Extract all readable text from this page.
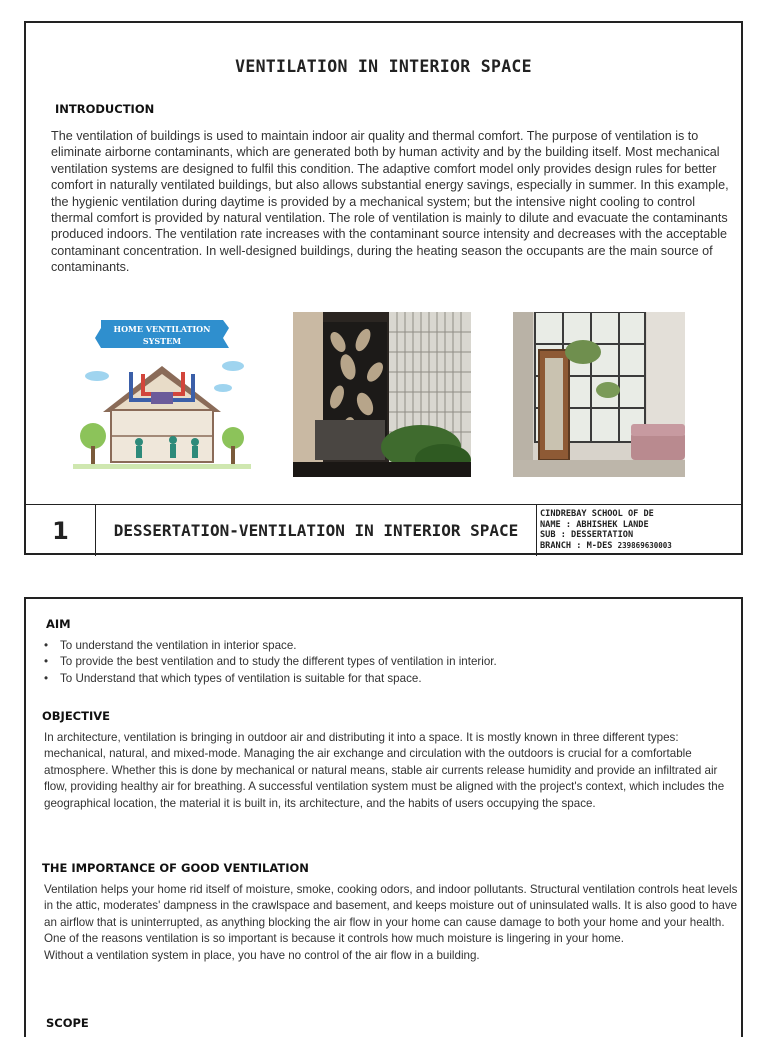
VENTILATION IN INTERIOR SPACE
INTRODUCTION

The ventilation of buildings is used to maintain indoor air quality and thermal comfort. The purpose of ventilation is to eliminate airborne contaminants, which are generated both by human activity and by the building itself. Most mechanical ventilation systems are designed to fulfil this condition. The adaptive comfort model only provides design rules for better comfort in naturally ventilated buildings, but also allows substantial energy savings, especially in summer. In this example, the hygienic ventilation during daytime is provided by a mechanical system; but the intensive night cooling to control thermal comfort is provided by natural ventilation. The role of ventilation is mainly to dilute and evacuate the contaminants produced indoors. The ventilation rate increases with the contaminant source intensity and decreases with the acceptable contaminant concentration. In well-designed buildings, during the heating season the occupants are the main source of contaminants.

HOME VENTILATION
SYSTEM
1	DESSERTATION-VENTILATION IN INTERIOR SPACE
CINDREBAY SCHOOL OF DE
NAME : ABHISHEK LANDE
SUB : DESSERTATION
BRANCH : M-DES 239869630003
AIM
• To understand the ventilation in interior space.
• To provide the best ventilation and to study the different types of ventilation in interior.
• To Understand that which types of ventilation is suitable for that space.
OBJECTIVE

In architecture, ventilation is bringing in outdoor air and distributing it into a space. It is mostly known in three different types: mechanical, natural, and mixed-mode. Managing the air exchange and circulation with the outdoors is crucial for a comfortable atmosphere. Whether this is done by mechanical or natural means, stable air currents release humidity and provide an infiltrated air flow, providing healthy air for breathing. A successful ventilation system must be aligned with the project's context, which includes the geographical location, the material it is built in, its architecture, and the habits of users occupying the space.

THE IMPORTANCE OF GOOD VENTILATION
Ventilation helps your home rid itself of moisture, smoke, cooking odors, and indoor pollutants. Structural ventilation controls heat levels in the attic, moderates' dampness in the crawlspace and basement, and keeps moisture out of uninsulated walls. It is also good to have an airflow that is uninterrupted, as anything blocking the air flow in your home can cause damage to both your home and your health. One of the reasons ventilation is so important is because it controls how much moisture is lingering in your home.
Without a ventilation system in place, you have no control of the air flow in a building.
SCOPE
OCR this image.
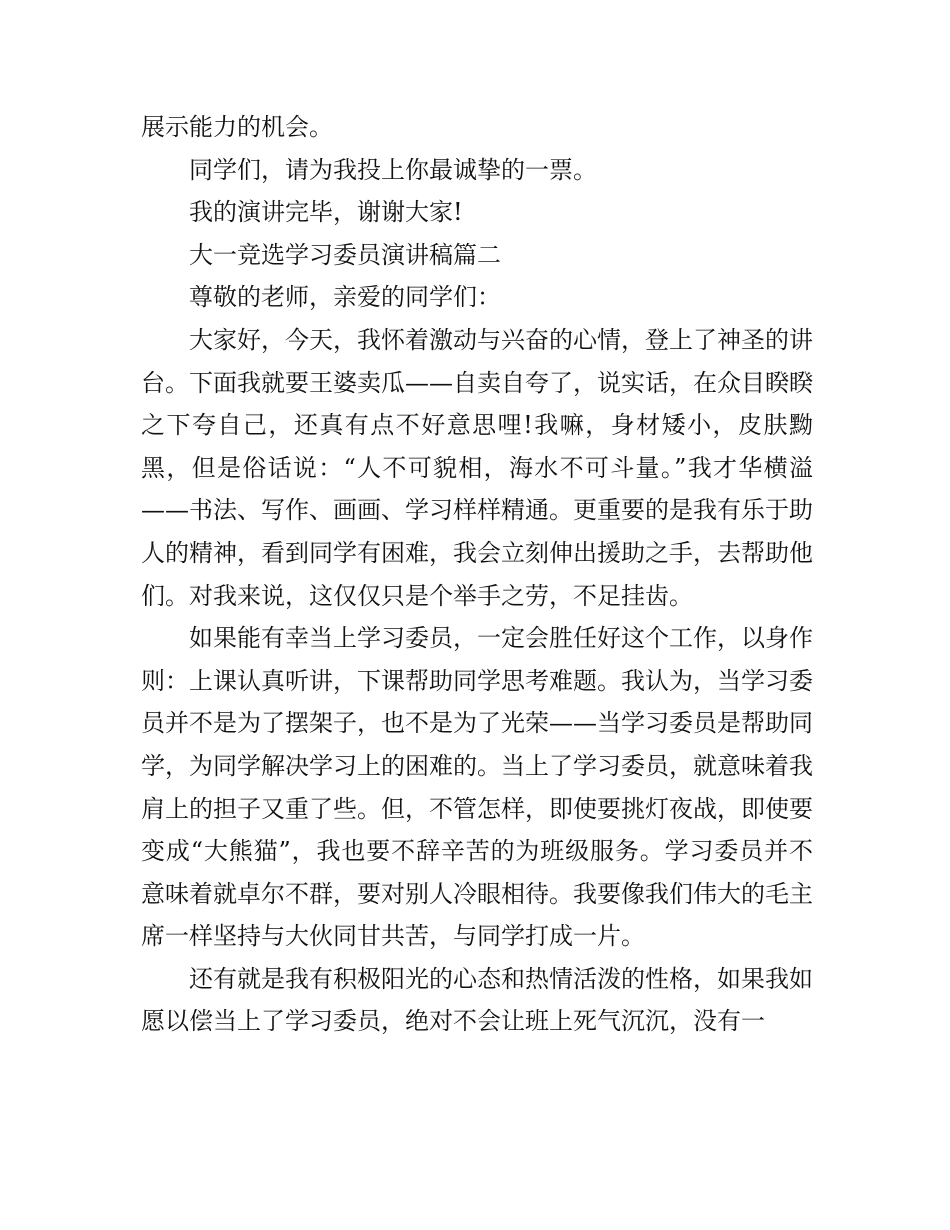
展示能力的机会。

同学们，请为我投上你最诚挚的一票。

我的演讲完毕，谢谢大家!

大一竞选学习委员演讲稿篇二

尊敬的老师，亲爱的同学们：

大家好，今天，我怀着激动与兴奋的心情，登上了神圣的讲台。下面我就要王婆卖瓜——自卖自夸了，说实话，在众目睽睽之下夸自己，还真有点不好意思哩!我嘛，身材矮小，皮肤黝黑，但是俗话说：“人不可貌相，海水不可斗量。”我才华横溢——书法、写作、画画、学习样样精通。更重要的是我有乐于助人的精神，看到同学有困难，我会立刻伸出援助之手，去帮助他们。对我来说，这仅仅只是个举手之劳，不足挂齿。

如果能有幸当上学习委员，一定会胜任好这个工作，以身作则：上课认真听讲，下课帮助同学思考难题。我认为，当学习委员并不是为了摆架子，也不是为了光荣——当学习委员是帮助同学，为同学解决学习上的困难的。当上了学习委员，就意味着我肩上的担子又重了些。但，不管怎样，即使要挑灯夜战，即使要变成“大熊猫”，我也要不辞辛苦的为班级服务。学习委员并不意味着就卓尔不群，要对别人冷眼相待。我要像我们伟大的毛主席一样坚持与大伙同甘共苦，与同学打成一片。

还有就是我有积极阳光的心态和热情活泼的性格，如果我如愿以偿当上了学习委员，绝对不会让班上死气沉沉，没有一
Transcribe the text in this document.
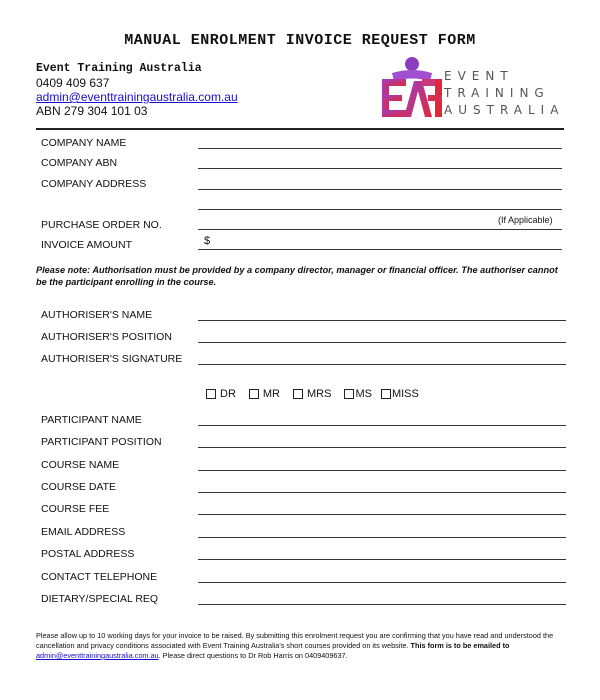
MANUAL ENROLMENT INVOICE REQUEST FORM
Event Training Australia
0409 409 637
admin@eventtrainingaustralia.com.au
ABN 279 304 101 03
EVENT
TRAINING
AUSTRALIA
COMPANY NAME
COMPANY ABN
COMPANY ADDRESS
PURCHASE ORDER NO.	(If Applicable)
INVOICE AMOUNT	$
Please note: Authorisation must be provided by a company director, manager or financial officer. The authoriser cannot be the participant enrolling in the course.
AUTHORISER'S NAME
AUTHORISER'S POSITION
AUTHORISER'S SIGNATURE
DR MR MRS MS MISS
PARTICIPANT NAME
PARTICIPANT POSITION
COURSE NAME
COURSE DATE
COURSE FEE
EMAIL ADDRESS
POSTAL ADDRESS
CONTACT TELEPHONE
DIETARY/SPECIAL REQ
Please allow up to 10 working days for your invoice to be raised. By submitting this enrolment request you are confirming that you have read and understood the cancellation and privacy conditions associated with Event Training Australia's short courses provided on its website. This form is to be emailed to admin@eventtrainingaustralia.com.au. Please direct questions to Dr Rob Harris on 0409409637.
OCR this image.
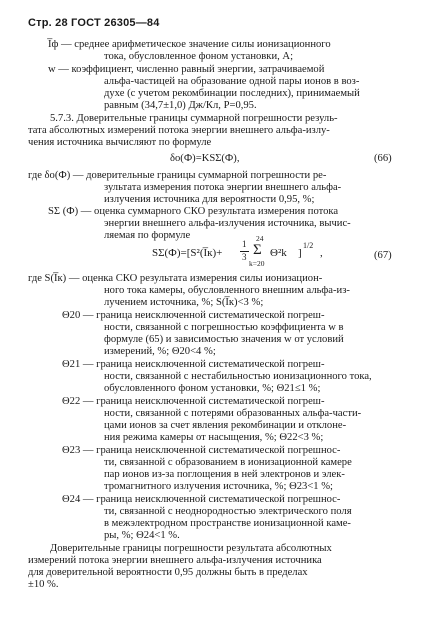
Стр. 28 ГОСТ 26305—84
I̅ф — среднее арифметическое значение силы ионизационного
тока, обусловленное фоном установки, А;
w — коэффициент, численно равный энергии, затрачиваемой
альфа-частицей на образование одной пары ионов в воз-
духе (с учетом рекомбинации последних), принимаемый
равным (34,7±1,0) Дж/Кл, P=0,95.
5.7.3. Доверительные границы суммарной погрешности резуль-
тата абсолютных измерений потока энергии внешнего альфа-излу-
чения источника вычисляют по формуле
δо(Ф)=KSΣ(Ф),	(66)
где δо(Ф) — доверительные границы суммарной погрешности ре-
зультата измерения потока энергии внешнего альфа-
излучения источника для вероятности 0,95, %;
SΣ (Ф) — оценка суммарного СКО результата измерения потока
энергии внешнего альфа-излучения источника, вычис-
ляемая по формуле
(67)
где S(I̅к) — оценка СКО результата измерения силы ионизацион-
ного тока камеры, обусловленного внешним альфа-из-
лучением источника, %; S(I̅к)<3 %;
Θ20 — граница неисключенной систематической погреш-
ности, связанной с погрешностью коэффициента w в
формуле (65) и зависимостью значения w от условий
измерений, %; Θ20<4 %;
Θ21 — граница неисключенной систематической погреш-
ности, связанной с нестабильностью ионизационного тока,
обусловленного фоном установки, %; Θ21≤1 %;
Θ22 — граница неисключенной систематической погреш-
ности, связанной с потерями образованных альфа-части-
цами ионов за счет явления рекомбинации и отклоне-
ния режима камеры от насыщения, %; Θ22<3 %;
Θ23 — граница неисключенной систематической погрешнос-
ти, связанной с образованием в ионизационной камере
пар ионов из-за поглощения в ней электронов и элек-
тромагнитного излучения источника, %; Θ23<1 %;
Θ24 — граница неисключенной систематической погрешнос-
ти, связанной с неоднородностью электрического поля
в межэлектродном пространстве ионизационной каме-
ры, %; Θ24<1 %.
Доверительные границы погрешности результата абсолютных
измерений потока энергии внешнего альфа-излучения источника
для доверительной вероятности 0,95 должны быть в пределах
±10 %.
SΣ(Ф)=[S²(I̅к)+
1
3
24
Σ
k=20
Θ²k ]
1/2
,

> Work instructions: Copy every entry exactly as written. Pictures are excluded.

> Output for this exercise:
Extract all readable text from this page.
VENTILATION IN INTERIOR SPACE
INTRODUCTION

The ventilation of buildings is used to maintain indoor air quality and thermal comfort. The purpose of ventilation is to eliminate airborne contaminants, which are generated both by human activity and by the building itself. Most mechanical ventilation systems are designed to fulfil this condition. The adaptive comfort model only provides design rules for better comfort in naturally ventilated buildings, but also allows substantial energy savings, especially in summer. In this example, the hygienic ventilation during daytime is provided by a mechanical system; but the intensive night cooling to control thermal comfort is provided by natural ventilation. The role of ventilation is mainly to dilute and evacuate the contaminants produced indoors. The ventilation rate increases with the contaminant source intensity and decreases with the acceptable contaminant concentration. In well-designed buildings, during the heating season the occupants are the main source of contaminants.

HOME VENTILATION
SYSTEM
1	DESSERTATION-VENTILATION IN INTERIOR SPACE
CINDREBAY SCHOOL OF DE
NAME : ABHISHEK LANDE
SUB : DESSERTATION
BRANCH : M-DES 239869630003
AIM
• To understand the ventilation in interior space.
• To provide the best ventilation and to study the different types of ventilation in interior.
• To Understand that which types of ventilation is suitable for that space.
OBJECTIVE

In architecture, ventilation is bringing in outdoor air and distributing it into a space. It is mostly known in three different types: mechanical, natural, and mixed-mode. Managing the air exchange and circulation with the outdoors is crucial for a comfortable atmosphere. Whether this is done by mechanical or natural means, stable air currents release humidity and provide an infiltrated air flow, providing healthy air for breathing. A successful ventilation system must be aligned with the project's context, which includes the geographical location, the material it is built in, its architecture, and the habits of users occupying the space.

THE IMPORTANCE OF GOOD VENTILATION
Ventilation helps your home rid itself of moisture, smoke, cooking odors, and indoor pollutants. Structural ventilation controls heat levels in the attic, moderates' dampness in the crawlspace and basement, and keeps moisture out of uninsulated walls. It is also good to have an airflow that is uninterrupted, as anything blocking the air flow in your home can cause damage to both your home and your health. One of the reasons ventilation is so important is because it controls how much moisture is lingering in your home.
Without a ventilation system in place, you have no control of the air flow in a building.
SCOPE
OCR this image.
展示能力的机会。

同学们，请为我投上你最诚挚的一票。

我的演讲完毕，谢谢大家!

大一竞选学习委员演讲稿篇二

尊敬的老师，亲爱的同学们：

大家好，今天，我怀着激动与兴奋的心情，登上了神圣的讲台。下面我就要王婆卖瓜——自卖自夸了，说实话，在众目睽睽之下夸自己，还真有点不好意思哩!我嘛，身材矮小，皮肤黝黑，但是俗话说：“人不可貌相，海水不可斗量。”我才华横溢——书法、写作、画画、学习样样精通。更重要的是我有乐于助人的精神，看到同学有困难，我会立刻伸出援助之手，去帮助他们。对我来说，这仅仅只是个举手之劳，不足挂齿。

如果能有幸当上学习委员，一定会胜任好这个工作，以身作则：上课认真听讲，下课帮助同学思考难题。我认为，当学习委员并不是为了摆架子，也不是为了光荣——当学习委员是帮助同学，为同学解决学习上的困难的。当上了学习委员，就意味着我肩上的担子又重了些。但，不管怎样，即使要挑灯夜战，即使要变成“大熊猫”，我也要不辞辛苦的为班级服务。学习委员并不意味着就卓尔不群，要对别人冷眼相待。我要像我们伟大的毛主席一样坚持与大伙同甘共苦，与同学打成一片。

还有就是我有积极阳光的心态和热情活泼的性格，如果我如愿以偿当上了学习委员，绝对不会让班上死气沉沉，没有一
Transcribe the text in this document.
MANUAL ENROLMENT INVOICE REQUEST FORM
Event Training Australia
0409 409 637
admin@eventtrainingaustralia.com.au
ABN 279 304 101 03
EVENT
TRAINING
AUSTRALIA
COMPANY NAME
COMPANY ABN
COMPANY ADDRESS
PURCHASE ORDER NO.	(If Applicable)
INVOICE AMOUNT	$
Please note: Authorisation must be provided by a company director, manager or financial officer. The authoriser cannot be the participant enrolling in the course.
AUTHORISER'S NAME
AUTHORISER'S POSITION
AUTHORISER'S SIGNATURE
DR MR MRS MS MISS
PARTICIPANT NAME
PARTICIPANT POSITION
COURSE NAME
COURSE DATE
COURSE FEE
EMAIL ADDRESS
POSTAL ADDRESS
CONTACT TELEPHONE
DIETARY/SPECIAL REQ
Please allow up to 10 working days for your invoice to be raised. By submitting this enrolment request you are confirming that you have read and understood the cancellation and privacy conditions associated with Event Training Australia's short courses provided on its website. This form is to be emailed to admin@eventtrainingaustralia.com.au. Please direct questions to Dr Rob Harris on 0409409637.
OCR this image.
Стр. 28 ГОСТ 26305—84
I̅ф — среднее арифметическое значение силы ионизационного
тока, обусловленное фоном установки, А;
w — коэффициент, численно равный энергии, затрачиваемой
альфа-частицей на образование одной пары ионов в воз-
духе (с учетом рекомбинации последних), принимаемый
равным (34,7±1,0) Дж/Кл, P=0,95.
5.7.3. Доверительные границы суммарной погрешности резуль-
тата абсолютных измерений потока энергии внешнего альфа-излу-
чения источника вычисляют по формуле
δо(Ф)=KSΣ(Ф),	(66)
где δо(Ф) — доверительные границы суммарной погрешности ре-
зультата измерения потока энергии внешнего альфа-
излучения источника для вероятности 0,95, %;
SΣ (Ф) — оценка суммарного СКО результата измерения потока
энергии внешнего альфа-излучения источника, вычис-
ляемая по формуле
(67)
где S(I̅к) — оценка СКО результата измерения силы ионизацион-
ного тока камеры, обусловленного внешним альфа-из-
лучением источника, %; S(I̅к)<3 %;
Θ20 — граница неисключенной систематической погреш-
ности, связанной с погрешностью коэффициента w в
формуле (65) и зависимостью значения w от условий
измерений, %; Θ20<4 %;
Θ21 — граница неисключенной систематической погреш-
ности, связанной с нестабильностью ионизационного тока,
обусловленного фоном установки, %; Θ21≤1 %;
Θ22 — граница неисключенной систематической погреш-
ности, связанной с потерями образованных альфа-части-
цами ионов за счет явления рекомбинации и отклоне-
ния режима камеры от насыщения, %; Θ22<3 %;
Θ23 — граница неисключенной систематической погрешнос-
ти, связанной с образованием в ионизационной камере
пар ионов из-за поглощения в ней электронов и элек-
тромагнитного излучения источника, %; Θ23<1 %;
Θ24 — граница неисключенной систематической погрешнос-
ти, связанной с неоднородностью электрического поля
в межэлектродном пространстве ионизационной каме-
ры, %; Θ24<1 %.
Доверительные границы погрешности результата абсолютных
измерений потока энергии внешнего альфа-излучения источника
для доверительной вероятности 0,95 должны быть в пределах
±10 %.
SΣ(Ф)=[S²(I̅к)+
1
3
24
Σ
k=20
Θ²k ]
1/2
,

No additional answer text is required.